(Stored data)
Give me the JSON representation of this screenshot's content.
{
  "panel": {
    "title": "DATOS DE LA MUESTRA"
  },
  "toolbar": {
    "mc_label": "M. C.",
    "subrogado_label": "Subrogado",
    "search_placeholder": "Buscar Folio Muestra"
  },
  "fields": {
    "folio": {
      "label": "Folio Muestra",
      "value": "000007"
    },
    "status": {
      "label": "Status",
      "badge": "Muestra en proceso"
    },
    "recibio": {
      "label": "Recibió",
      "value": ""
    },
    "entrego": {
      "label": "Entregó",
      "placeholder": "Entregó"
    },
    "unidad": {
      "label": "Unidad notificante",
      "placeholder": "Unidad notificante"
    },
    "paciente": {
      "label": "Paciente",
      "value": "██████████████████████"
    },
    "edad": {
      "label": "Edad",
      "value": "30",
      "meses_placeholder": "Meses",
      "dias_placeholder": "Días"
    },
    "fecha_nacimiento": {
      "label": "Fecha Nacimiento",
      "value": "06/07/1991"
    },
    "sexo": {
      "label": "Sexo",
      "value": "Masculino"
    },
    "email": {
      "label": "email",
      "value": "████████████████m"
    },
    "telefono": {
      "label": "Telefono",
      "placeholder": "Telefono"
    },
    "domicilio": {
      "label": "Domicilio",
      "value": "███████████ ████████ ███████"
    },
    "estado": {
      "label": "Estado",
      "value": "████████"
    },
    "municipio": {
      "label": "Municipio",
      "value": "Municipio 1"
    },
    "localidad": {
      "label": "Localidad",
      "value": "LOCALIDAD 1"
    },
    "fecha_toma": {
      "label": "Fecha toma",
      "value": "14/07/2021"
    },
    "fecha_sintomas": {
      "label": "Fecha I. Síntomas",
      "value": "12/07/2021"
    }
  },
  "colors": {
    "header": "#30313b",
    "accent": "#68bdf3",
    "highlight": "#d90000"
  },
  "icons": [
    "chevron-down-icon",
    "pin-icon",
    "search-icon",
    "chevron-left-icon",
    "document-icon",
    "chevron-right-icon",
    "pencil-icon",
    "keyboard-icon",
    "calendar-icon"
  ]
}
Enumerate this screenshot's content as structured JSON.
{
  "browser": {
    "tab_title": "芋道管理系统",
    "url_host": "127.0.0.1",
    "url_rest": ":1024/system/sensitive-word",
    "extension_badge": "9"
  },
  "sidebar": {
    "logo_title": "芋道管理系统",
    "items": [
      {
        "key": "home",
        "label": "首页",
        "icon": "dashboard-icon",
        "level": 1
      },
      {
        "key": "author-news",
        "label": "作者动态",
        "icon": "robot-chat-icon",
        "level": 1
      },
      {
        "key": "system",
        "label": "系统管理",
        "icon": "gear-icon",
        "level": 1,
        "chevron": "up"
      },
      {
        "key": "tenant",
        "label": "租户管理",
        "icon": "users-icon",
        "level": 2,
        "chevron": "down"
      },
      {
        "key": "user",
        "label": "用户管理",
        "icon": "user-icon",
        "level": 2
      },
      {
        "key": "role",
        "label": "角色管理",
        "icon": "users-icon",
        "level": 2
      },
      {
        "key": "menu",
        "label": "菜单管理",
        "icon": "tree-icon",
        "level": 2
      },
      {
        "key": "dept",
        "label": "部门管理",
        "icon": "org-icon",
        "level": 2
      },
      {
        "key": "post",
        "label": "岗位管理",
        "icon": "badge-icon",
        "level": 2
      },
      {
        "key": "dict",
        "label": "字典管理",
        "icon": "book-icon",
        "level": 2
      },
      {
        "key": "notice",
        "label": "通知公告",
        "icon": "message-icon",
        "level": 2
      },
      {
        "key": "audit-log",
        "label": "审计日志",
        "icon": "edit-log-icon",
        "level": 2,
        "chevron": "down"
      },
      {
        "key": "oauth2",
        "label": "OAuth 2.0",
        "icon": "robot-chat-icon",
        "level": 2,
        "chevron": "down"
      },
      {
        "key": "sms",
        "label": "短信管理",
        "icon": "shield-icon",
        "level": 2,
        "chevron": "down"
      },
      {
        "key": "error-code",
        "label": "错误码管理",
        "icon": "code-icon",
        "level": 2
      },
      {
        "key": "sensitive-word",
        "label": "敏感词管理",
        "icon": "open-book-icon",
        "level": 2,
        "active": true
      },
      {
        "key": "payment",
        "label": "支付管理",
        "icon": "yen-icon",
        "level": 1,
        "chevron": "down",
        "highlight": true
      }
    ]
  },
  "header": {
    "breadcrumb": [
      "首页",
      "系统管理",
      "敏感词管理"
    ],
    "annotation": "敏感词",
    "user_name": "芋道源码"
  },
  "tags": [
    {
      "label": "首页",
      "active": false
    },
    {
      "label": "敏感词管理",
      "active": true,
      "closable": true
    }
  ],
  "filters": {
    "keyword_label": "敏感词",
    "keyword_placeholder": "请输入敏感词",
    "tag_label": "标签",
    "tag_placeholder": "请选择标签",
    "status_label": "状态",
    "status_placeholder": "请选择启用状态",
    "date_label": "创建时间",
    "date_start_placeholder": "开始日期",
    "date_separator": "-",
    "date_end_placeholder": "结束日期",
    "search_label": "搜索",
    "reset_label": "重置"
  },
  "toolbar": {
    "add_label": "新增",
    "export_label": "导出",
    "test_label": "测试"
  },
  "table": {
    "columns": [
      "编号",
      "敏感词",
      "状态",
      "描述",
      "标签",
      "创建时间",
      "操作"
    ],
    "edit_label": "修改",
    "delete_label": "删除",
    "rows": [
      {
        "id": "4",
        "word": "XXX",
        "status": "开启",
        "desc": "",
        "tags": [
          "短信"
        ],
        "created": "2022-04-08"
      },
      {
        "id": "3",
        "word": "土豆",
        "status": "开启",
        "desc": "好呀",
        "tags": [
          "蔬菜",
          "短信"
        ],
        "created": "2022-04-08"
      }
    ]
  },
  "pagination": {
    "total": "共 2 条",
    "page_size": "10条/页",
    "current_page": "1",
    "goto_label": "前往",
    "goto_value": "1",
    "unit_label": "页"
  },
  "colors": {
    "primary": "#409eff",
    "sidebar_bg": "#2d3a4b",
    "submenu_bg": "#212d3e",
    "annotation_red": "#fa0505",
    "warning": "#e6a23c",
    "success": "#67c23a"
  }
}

# SET EXERCISE
All of the lines above must be returned exactly.

# TASK ANSWER
Give me the JSON representation of this screenshot's content.
{
  "panel": {
    "title": "DATOS DE LA MUESTRA"
  },
  "toolbar": {
    "mc_label": "M. C.",
    "subrogado_label": "Subrogado",
    "search_placeholder": "Buscar Folio Muestra"
  },
  "fields": {
    "folio": {
      "label": "Folio Muestra",
      "value": "000007"
    },
    "status": {
      "label": "Status",
      "badge": "Muestra en proceso"
    },
    "recibio": {
      "label": "Recibió",
      "value": ""
    },
    "entrego": {
      "label": "Entregó",
      "placeholder": "Entregó"
    },
    "unidad": {
      "label": "Unidad notificante",
      "placeholder": "Unidad notificante"
    },
    "paciente": {
      "label": "Paciente",
      "value": "██████████████████████"
    },
    "edad": {
      "label": "Edad",
      "value": "30",
      "meses_placeholder": "Meses",
      "dias_placeholder": "Días"
    },
    "fecha_nacimiento": {
      "label": "Fecha Nacimiento",
      "value": "06/07/1991"
    },
    "sexo": {
      "label": "Sexo",
      "value": "Masculino"
    },
    "email": {
      "label": "email",
      "value": "████████████████m"
    },
    "telefono": {
      "label": "Telefono",
      "placeholder": "Telefono"
    },
    "domicilio": {
      "label": "Domicilio",
      "value": "███████████ ████████ ███████"
    },
    "estado": {
      "label": "Estado",
      "value": "████████"
    },
    "municipio": {
      "label": "Municipio",
      "value": "Municipio 1"
    },
    "localidad": {
      "label": "Localidad",
      "value": "LOCALIDAD 1"
    },
    "fecha_toma": {
      "label": "Fecha toma",
      "value": "14/07/2021"
    },
    "fecha_sintomas": {
      "label": "Fecha I. Síntomas",
      "value": "12/07/2021"
    }
  },
  "colors": {
    "header": "#30313b",
    "accent": "#68bdf3",
    "highlight": "#d90000"
  },
  "icons": [
    "chevron-down-icon",
    "pin-icon",
    "search-icon",
    "chevron-left-icon",
    "document-icon",
    "chevron-right-icon",
    "pencil-icon",
    "keyboard-icon",
    "calendar-icon"
  ]
}
Enumerate this screenshot's content as structured JSON.
{
  "browser": {
    "tab_title": "芋道管理系统",
    "url_host": "127.0.0.1",
    "url_rest": ":1024/system/sensitive-word",
    "extension_badge": "9"
  },
  "sidebar": {
    "logo_title": "芋道管理系统",
    "items": [
      {
        "key": "home",
        "label": "首页",
        "icon": "dashboard-icon",
        "level": 1
      },
      {
        "key": "author-news",
        "label": "作者动态",
        "icon": "robot-chat-icon",
        "level": 1
      },
      {
        "key": "system",
        "label": "系统管理",
        "icon": "gear-icon",
        "level": 1,
        "chevron": "up"
      },
      {
        "key": "tenant",
        "label": "租户管理",
        "icon": "users-icon",
        "level": 2,
        "chevron": "down"
      },
      {
        "key": "user",
        "label": "用户管理",
        "icon": "user-icon",
        "level": 2
      },
      {
        "key": "role",
        "label": "角色管理",
        "icon": "users-icon",
        "level": 2
      },
      {
        "key": "menu",
        "label": "菜单管理",
        "icon": "tree-icon",
        "level": 2
      },
      {
        "key": "dept",
        "label": "部门管理",
        "icon": "org-icon",
        "level": 2
      },
      {
        "key": "post",
        "label": "岗位管理",
        "icon": "badge-icon",
        "level": 2
      },
      {
        "key": "dict",
        "label": "字典管理",
        "icon": "book-icon",
        "level": 2
      },
      {
        "key": "notice",
        "label": "通知公告",
        "icon": "message-icon",
        "level": 2
      },
      {
        "key": "audit-log",
        "label": "审计日志",
        "icon": "edit-log-icon",
        "level": 2,
        "chevron": "down"
      },
      {
        "key": "oauth2",
        "label": "OAuth 2.0",
        "icon": "robot-chat-icon",
        "level": 2,
        "chevron": "down"
      },
      {
        "key": "sms",
        "label": "短信管理",
        "icon": "shield-icon",
        "level": 2,
        "chevron": "down"
      },
      {
        "key": "error-code",
        "label": "错误码管理",
        "icon": "code-icon",
        "level": 2
      },
      {
        "key": "sensitive-word",
        "label": "敏感词管理",
        "icon": "open-book-icon",
        "level": 2,
        "active": true
      },
      {
        "key": "payment",
        "label": "支付管理",
        "icon": "yen-icon",
        "level": 1,
        "chevron": "down",
        "highlight": true
      }
    ]
  },
  "header": {
    "breadcrumb": [
      "首页",
      "系统管理",
      "敏感词管理"
    ],
    "annotation": "敏感词",
    "user_name": "芋道源码"
  },
  "tags": [
    {
      "label": "首页",
      "active": false
    },
    {
      "label": "敏感词管理",
      "active": true,
      "closable": true
    }
  ],
  "filters": {
    "keyword_label": "敏感词",
    "keyword_placeholder": "请输入敏感词",
    "tag_label": "标签",
    "tag_placeholder": "请选择标签",
    "status_label": "状态",
    "status_placeholder": "请选择启用状态",
    "date_label": "创建时间",
    "date_start_placeholder": "开始日期",
    "date_separator": "-",
    "date_end_placeholder": "结束日期",
    "search_label": "搜索",
    "reset_label": "重置"
  },
  "toolbar": {
    "add_label": "新增",
    "export_label": "导出",
    "test_label": "测试"
  },
  "table": {
    "columns": [
      "编号",
      "敏感词",
      "状态",
      "描述",
      "标签",
      "创建时间",
      "操作"
    ],
    "edit_label": "修改",
    "delete_label": "删除",
    "rows": [
      {
        "id": "4",
        "word": "XXX",
        "status": "开启",
        "desc": "",
        "tags": [
          "短信"
        ],
        "created": "2022-04-08"
      },
      {
        "id": "3",
        "word": "土豆",
        "status": "开启",
        "desc": "好呀",
        "tags": [
          "蔬菜",
          "短信"
        ],
        "created": "2022-04-08"
      }
    ]
  },
  "pagination": {
    "total": "共 2 条",
    "page_size": "10条/页",
    "current_page": "1",
    "goto_label": "前往",
    "goto_value": "1",
    "unit_label": "页"
  },
  "colors": {
    "primary": "#409eff",
    "sidebar_bg": "#2d3a4b",
    "submenu_bg": "#212d3e",
    "annotation_red": "#fa0505",
    "warning": "#e6a23c",
    "success": "#67c23a"
  }
}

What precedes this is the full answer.